→ **Exercise input**:
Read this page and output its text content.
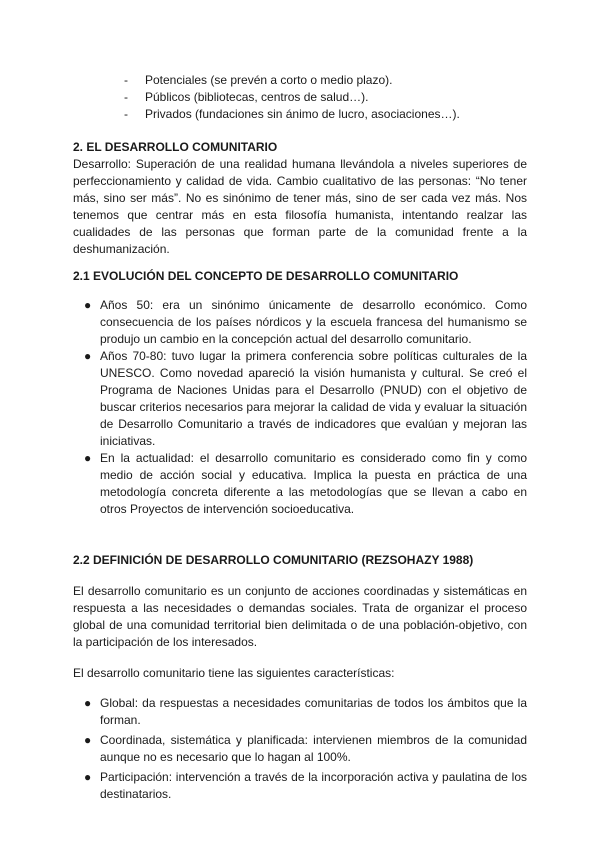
- Potenciales (se prevén a corto o medio plazo).
- Públicos (bibliotecas, centros de salud…).
- Privados (fundaciones sin ánimo de lucro, asociaciones…).
2. EL DESARROLLO COMUNITARIO

Desarrollo: Superación de una realidad humana llevándola a niveles superiores de perfeccionamiento y calidad de vida. Cambio cualitativo de las personas: “No tener más, sino ser más”. No es sinónimo de tener más, sino de ser cada vez más. Nos tenemos que centrar más en esta filosofía humanista, intentando realzar las cualidades de las personas que forman parte de la comunidad frente a la deshumanización.

2.1 EVOLUCIÓN DEL CONCEPTO DE DESARROLLO COMUNITARIO
● Años 50: era un sinónimo únicamente de desarrollo económico. Como consecuencia de los países nórdicos y la escuela francesa del humanismo se produjo un cambio en la concepción actual del desarrollo comunitario.
● Años 70-80: tuvo lugar la primera conferencia sobre políticas culturales de la UNESCO. Como novedad apareció la visión humanista y cultural. Se creó el Programa de Naciones Unidas para el Desarrollo (PNUD) con el objetivo de buscar criterios necesarios para mejorar la calidad de vida y evaluar la situación de Desarrollo Comunitario a través de indicadores que evalúan y mejoran las iniciativas.
● En la actualidad: el desarrollo comunitario es considerado como fin y como medio de acción social y educativa. Implica la puesta en práctica de una metodología concreta diferente a las metodologías que se llevan a cabo en otros Proyectos de intervención socioeducativa.
2.2 DEFINICIÓN DE DESARROLLO COMUNITARIO (REZSOHAZY 1988)

El desarrollo comunitario es un conjunto de acciones coordinadas y sistemáticas en respuesta a las necesidades o demandas sociales. Trata de organizar el proceso global de una comunidad territorial bien delimitada o de una población-objetivo, con la participación de los interesados.

El desarrollo comunitario tiene las siguientes características:

● Global: da respuestas a necesidades comunitarias de todos los ámbitos que la forman.
● Coordinada, sistemática y planificada: intervienen miembros de la comunidad aunque no es necesario que lo hagan al 100%.
● Participación: intervención a través de la incorporación activa y paulatina de los destinatarios.
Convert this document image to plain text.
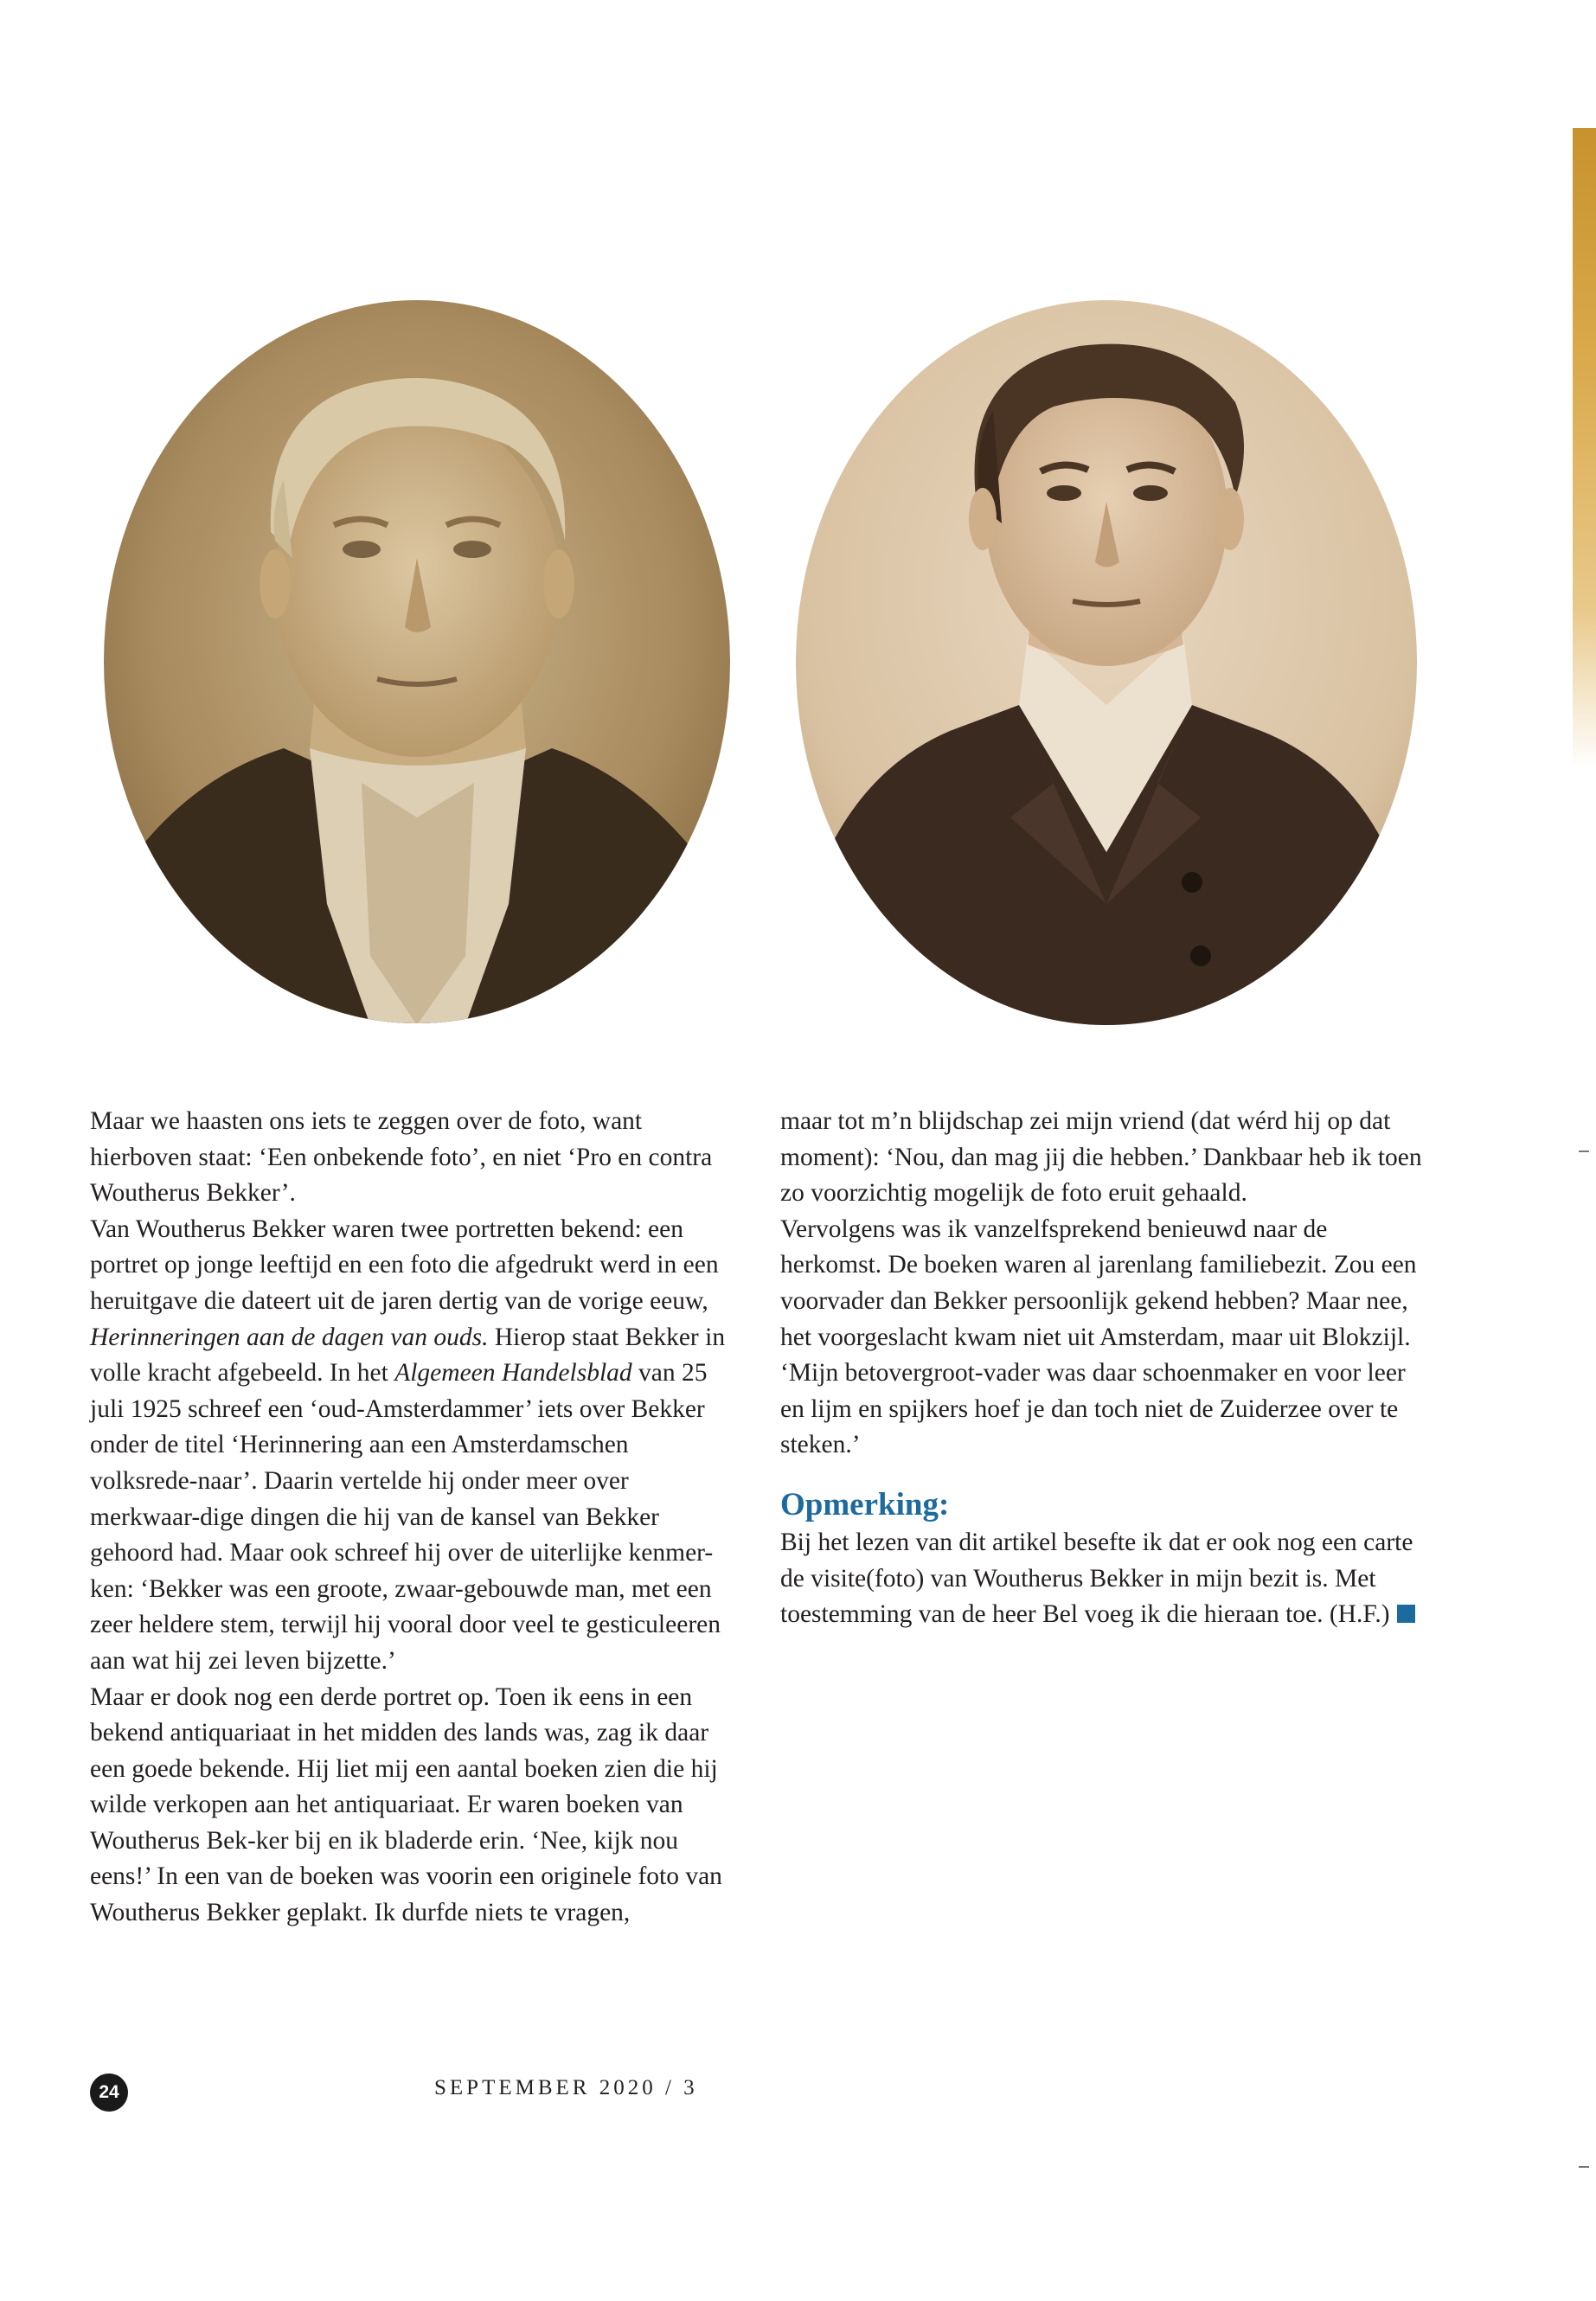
Maar we haasten ons iets te zeggen over de foto, want hierboven staat: ‘Een onbekende foto’, en niet ‘Pro en contra Woutherus Bekker’.

Van Woutherus Bekker waren twee portretten bekend: een portret op jonge leeftijd en een foto die afgedrukt werd in een heruitgave die dateert uit de jaren dertig van de vorige eeuw, Herinneringen aan de dagen van ouds. Hierop staat Bekker in volle kracht afgebeeld. In het Algemeen Handelsblad van 25 juli 1925 schreef een ‘oud-Amsterdammer’ iets over Bekker onder de titel ‘Herinnering aan een Amsterdamschen volksrede-naar’. Daarin vertelde hij onder meer over merkwaar-dige dingen die hij van de kansel van Bekker gehoord had. Maar ook schreef hij over de uiterlijke kenmer-ken: ‘Bekker was een groote, zwaar-gebouwde man, met een zeer heldere stem, terwijl hij vooral door veel te gesticuleeren aan wat hij zei leven bijzette.’

Maar er dook nog een derde portret op. Toen ik eens in een bekend antiquariaat in het midden des lands was, zag ik daar een goede bekende. Hij liet mij een aantal boeken zien die hij wilde verkopen aan het antiquariaat. Er waren boeken van Woutherus Bek-ker bij en ik bladerde erin. ‘Nee, kijk nou eens!’ In een van de boeken was voorin een originele foto van Woutherus Bekker geplakt. Ik durfde niets te vragen,

maar tot m’n blijdschap zei mijn vriend (dat wérd hij op dat moment): ‘Nou, dan mag jij die hebben.’ Dankbaar heb ik toen zo voorzichtig mogelijk de foto eruit gehaald.

Vervolgens was ik vanzelfsprekend benieuwd naar de herkomst. De boeken waren al jarenlang familiebezit. Zou een voorvader dan Bekker persoonlijk gekend hebben? Maar nee, het voorgeslacht kwam niet uit Amsterdam, maar uit Blokzijl. ‘Mijn betovergroot-vader was daar schoenmaker en voor leer en lijm en spijkers hoef je dan toch niet de Zuiderzee over te steken.’

Opmerking:

Bij het lezen van dit artikel besefte ik dat er ook nog een carte de visite(foto) van Woutherus Bekker in mijn bezit is. Met toestemming van de heer Bel voeg ik die hieraan toe. (H.F.)

24	SEPTEMBER 2020 / 3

→ **Your instructions**: In the records above, locate the lines holding the word "necesidades". Copy each of them.

→ **Full answer**:
El desarrollo comunitario es un conjunto de acciones coordinadas y sistemáticas en respuesta a las necesidades o demandas sociales. Trata de organizar el proceso global de una comunidad territorial bien delimitada o de una población-objetivo, con la participación de los interesados.
● Global: da respuestas a necesidades comunitarias de todos los ámbitos que la forman.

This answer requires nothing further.